• [What is required] Omit every image, and transcribe the remaining entries exactly as given.
— START Records for the task —
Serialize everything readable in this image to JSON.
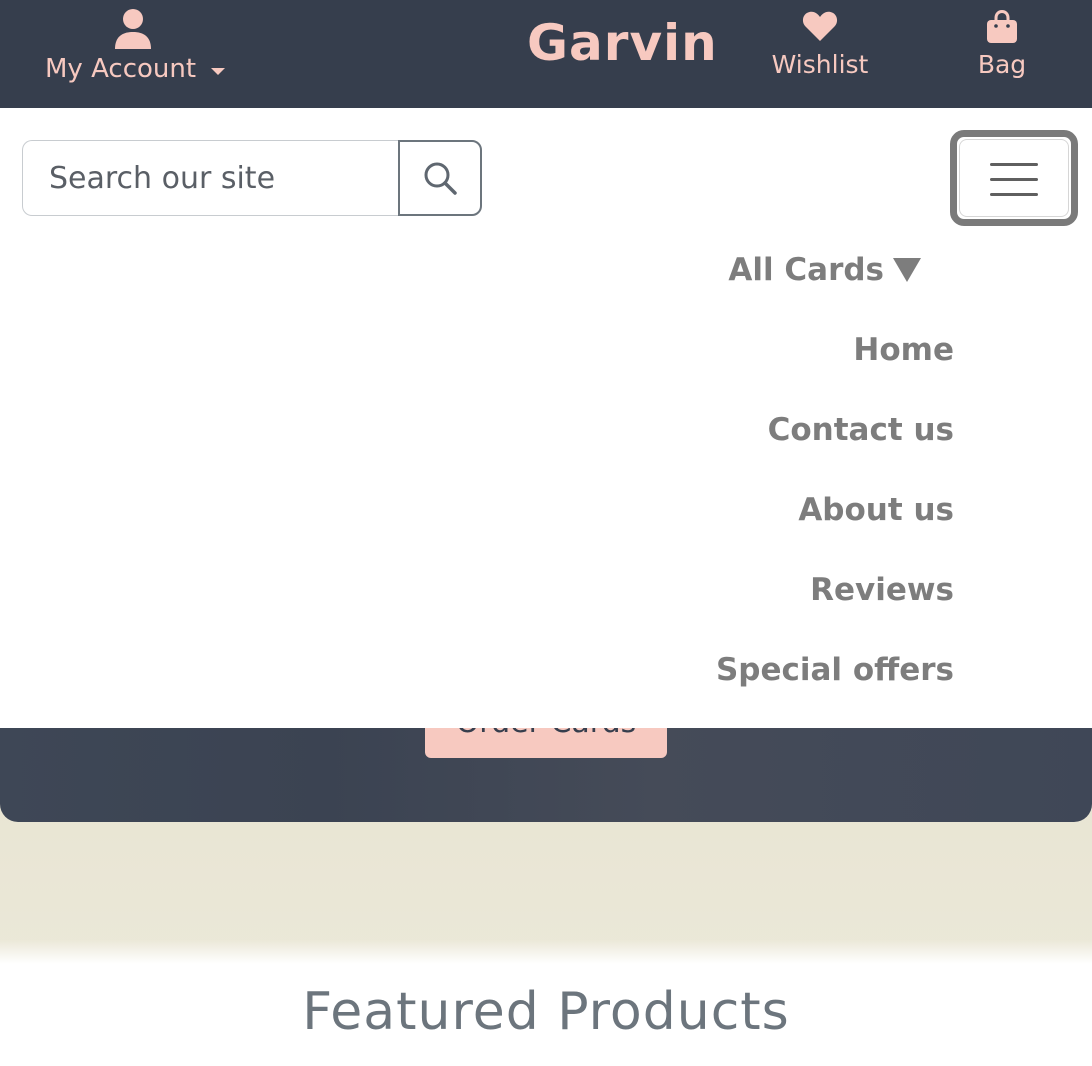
{
  "header": {
    "account_label": "My Account",
    "brand": "Garvin",
    "wishlist_label": "Wishlist",
    "bag_label": "Bag",
    "icons": {
      "account": "user-icon",
      "wishlist": "heart-icon",
      "bag": "shopping-bag-icon",
      "search": "search-icon",
      "menu": "hamburger-icon",
      "caret": "caret-down-icon"
    },
    "colors": {
      "bar_bg": "#363e4d",
      "accent": "#f7c9c0"
    }
  },
  "search": {
    "placeholder": "Search our site"
  },
  "nav": {
    "all_cards": "All Cards",
    "items": [
      "Home",
      "Contact us",
      "About us",
      "Reviews",
      "Special offers"
    ]
  },
  "hero": {
    "cta_label": "Order Cards"
  },
  "main": {
    "featured_title": "Featured Products"
  }
}
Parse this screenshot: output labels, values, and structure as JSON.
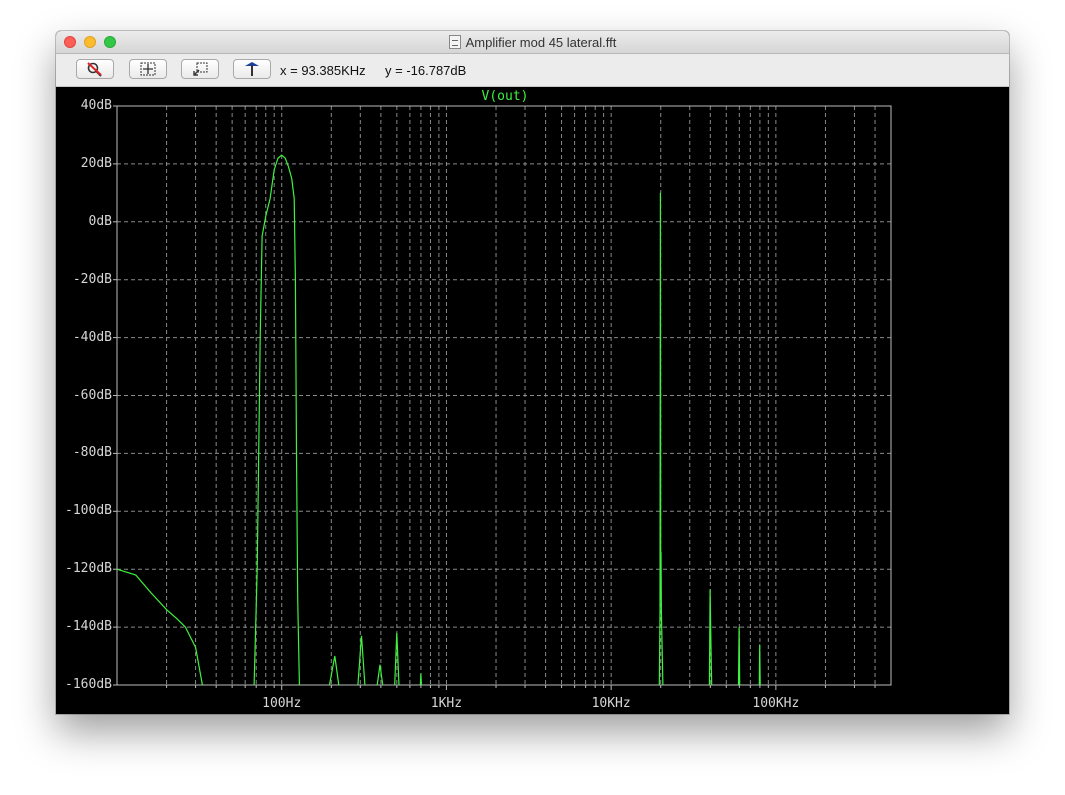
{
  "window": {
    "title": "Amplifier mod 45 lateral.fft"
  },
  "toolbar": {
    "buttons": [
      {
        "name": "zoom-cancel",
        "icon": "zoom-cancel-icon"
      },
      {
        "name": "zoom-extents",
        "icon": "zoom-extents-icon"
      },
      {
        "name": "zoom-back",
        "icon": "zoom-back-icon"
      },
      {
        "name": "probe",
        "icon": "probe-icon"
      }
    ],
    "cursor_x": "x = 93.385KHz",
    "cursor_y": "y = -16.787dB"
  },
  "plot": {
    "trace_name": "V(out)",
    "trace_color": "#3ef23e",
    "background": "#000000",
    "grid_color": "#8a8a8a",
    "y_tick_labels": [
      "40dB",
      "20dB",
      "0dB",
      "-20dB",
      "-40dB",
      "-60dB",
      "-80dB",
      "-100dB",
      "-120dB",
      "-140dB",
      "-160dB"
    ],
    "x_tick_labels": [
      "100Hz",
      "1KHz",
      "10KHz",
      "100KHz"
    ]
  },
  "chart_data": {
    "type": "line",
    "title": "V(out)",
    "xlabel": "",
    "ylabel": "",
    "x_scale": "log",
    "xlim": [
      10,
      500000
    ],
    "ylim": [
      -160,
      40
    ],
    "grid": true,
    "series": [
      {
        "name": "V(out)",
        "color": "#3ef23e",
        "segments": [
          [
            [
              10,
              -120
            ],
            [
              13,
              -122
            ],
            [
              16,
              -128
            ],
            [
              20,
              -134
            ],
            [
              23,
              -137
            ],
            [
              26,
              -140
            ],
            [
              30,
              -147
            ],
            [
              33,
              -160
            ]
          ],
          [
            [
              68,
              -160
            ],
            [
              71,
              -120
            ],
            [
              74,
              -40
            ],
            [
              76,
              -5
            ],
            [
              80,
              2
            ],
            [
              85,
              8
            ],
            [
              90,
              18
            ],
            [
              95,
              22
            ],
            [
              100,
              23
            ],
            [
              105,
              22
            ],
            [
              110,
              19
            ],
            [
              115,
              15
            ],
            [
              119,
              8
            ],
            [
              121,
              -20
            ],
            [
              123,
              -80
            ],
            [
              125,
              -130
            ],
            [
              128,
              -160
            ]
          ],
          [
            [
              195,
              -160
            ],
            [
              210,
              -150
            ],
            [
              222,
              -160
            ]
          ],
          [
            [
              290,
              -160
            ],
            [
              305,
              -143
            ],
            [
              320,
              -160
            ]
          ],
          [
            [
              380,
              -160
            ],
            [
              395,
              -153
            ],
            [
              410,
              -160
            ]
          ],
          [
            [
              485,
              -160
            ],
            [
              500,
              -142
            ],
            [
              515,
              -160
            ]
          ],
          [
            [
              695,
              -160
            ],
            [
              700,
              -156
            ],
            [
              705,
              -160
            ]
          ],
          [
            [
              19600,
              -160
            ],
            [
              19800,
              -135
            ],
            [
              19920,
              10
            ],
            [
              20000,
              -130
            ],
            [
              20080,
              -114
            ],
            [
              20200,
              -135
            ],
            [
              20600,
              -160
            ]
          ],
          [
            [
              39500,
              -160
            ],
            [
              39900,
              -127
            ],
            [
              40300,
              -145
            ],
            [
              40800,
              -160
            ]
          ],
          [
            [
              59300,
              -160
            ],
            [
              59800,
              -140
            ],
            [
              60300,
              -160
            ]
          ],
          [
            [
              79300,
              -160
            ],
            [
              79800,
              -146
            ],
            [
              80300,
              -160
            ]
          ]
        ]
      }
    ]
  }
}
— END Records for the task —
• [Expected answer]
Serialize everything readable in this image to JSON.
{
  "header": {
    "account_label": "My Account",
    "brand": "Garvin",
    "wishlist_label": "Wishlist",
    "bag_label": "Bag",
    "icons": {
      "account": "user-icon",
      "wishlist": "heart-icon",
      "bag": "shopping-bag-icon",
      "search": "search-icon",
      "menu": "hamburger-icon",
      "caret": "caret-down-icon"
    },
    "colors": {
      "bar_bg": "#363e4d",
      "accent": "#f7c9c0"
    }
  },
  "search": {
    "placeholder": "Search our site"
  },
  "nav": {
    "all_cards": "All Cards",
    "items": [
      "Home",
      "Contact us",
      "About us",
      "Reviews",
      "Special offers"
    ]
  },
  "hero": {
    "cta_label": "Order Cards"
  },
  "main": {
    "featured_title": "Featured Products"
  }
}
Parse this screenshot: output labels, values, and structure as JSON.
{
  "window": {
    "title": "Amplifier mod 45 lateral.fft"
  },
  "toolbar": {
    "buttons": [
      {
        "name": "zoom-cancel",
        "icon": "zoom-cancel-icon"
      },
      {
        "name": "zoom-extents",
        "icon": "zoom-extents-icon"
      },
      {
        "name": "zoom-back",
        "icon": "zoom-back-icon"
      },
      {
        "name": "probe",
        "icon": "probe-icon"
      }
    ],
    "cursor_x": "x = 93.385KHz",
    "cursor_y": "y = -16.787dB"
  },
  "plot": {
    "trace_name": "V(out)",
    "trace_color": "#3ef23e",
    "background": "#000000",
    "grid_color": "#8a8a8a",
    "y_tick_labels": [
      "40dB",
      "20dB",
      "0dB",
      "-20dB",
      "-40dB",
      "-60dB",
      "-80dB",
      "-100dB",
      "-120dB",
      "-140dB",
      "-160dB"
    ],
    "x_tick_labels": [
      "100Hz",
      "1KHz",
      "10KHz",
      "100KHz"
    ]
  },
  "chart_data": {
    "type": "line",
    "title": "V(out)",
    "xlabel": "",
    "ylabel": "",
    "x_scale": "log",
    "xlim": [
      10,
      500000
    ],
    "ylim": [
      -160,
      40
    ],
    "grid": true,
    "series": [
      {
        "name": "V(out)",
        "color": "#3ef23e",
        "segments": [
          [
            [
              10,
              -120
            ],
            [
              13,
              -122
            ],
            [
              16,
              -128
            ],
            [
              20,
              -134
            ],
            [
              23,
              -137
            ],
            [
              26,
              -140
            ],
            [
              30,
              -147
            ],
            [
              33,
              -160
            ]
          ],
          [
            [
              68,
              -160
            ],
            [
              71,
              -120
            ],
            [
              74,
              -40
            ],
            [
              76,
              -5
            ],
            [
              80,
              2
            ],
            [
              85,
              8
            ],
            [
              90,
              18
            ],
            [
              95,
              22
            ],
            [
              100,
              23
            ],
            [
              105,
              22
            ],
            [
              110,
              19
            ],
            [
              115,
              15
            ],
            [
              119,
              8
            ],
            [
              121,
              -20
            ],
            [
              123,
              -80
            ],
            [
              125,
              -130
            ],
            [
              128,
              -160
            ]
          ],
          [
            [
              195,
              -160
            ],
            [
              210,
              -150
            ],
            [
              222,
              -160
            ]
          ],
          [
            [
              290,
              -160
            ],
            [
              305,
              -143
            ],
            [
              320,
              -160
            ]
          ],
          [
            [
              380,
              -160
            ],
            [
              395,
              -153
            ],
            [
              410,
              -160
            ]
          ],
          [
            [
              485,
              -160
            ],
            [
              500,
              -142
            ],
            [
              515,
              -160
            ]
          ],
          [
            [
              695,
              -160
            ],
            [
              700,
              -156
            ],
            [
              705,
              -160
            ]
          ],
          [
            [
              19600,
              -160
            ],
            [
              19800,
              -135
            ],
            [
              19920,
              10
            ],
            [
              20000,
              -130
            ],
            [
              20080,
              -114
            ],
            [
              20200,
              -135
            ],
            [
              20600,
              -160
            ]
          ],
          [
            [
              39500,
              -160
            ],
            [
              39900,
              -127
            ],
            [
              40300,
              -145
            ],
            [
              40800,
              -160
            ]
          ],
          [
            [
              59300,
              -160
            ],
            [
              59800,
              -140
            ],
            [
              60300,
              -160
            ]
          ],
          [
            [
              79300,
              -160
            ],
            [
              79800,
              -146
            ],
            [
              80300,
              -160
            ]
          ]
        ]
      }
    ]
  }
}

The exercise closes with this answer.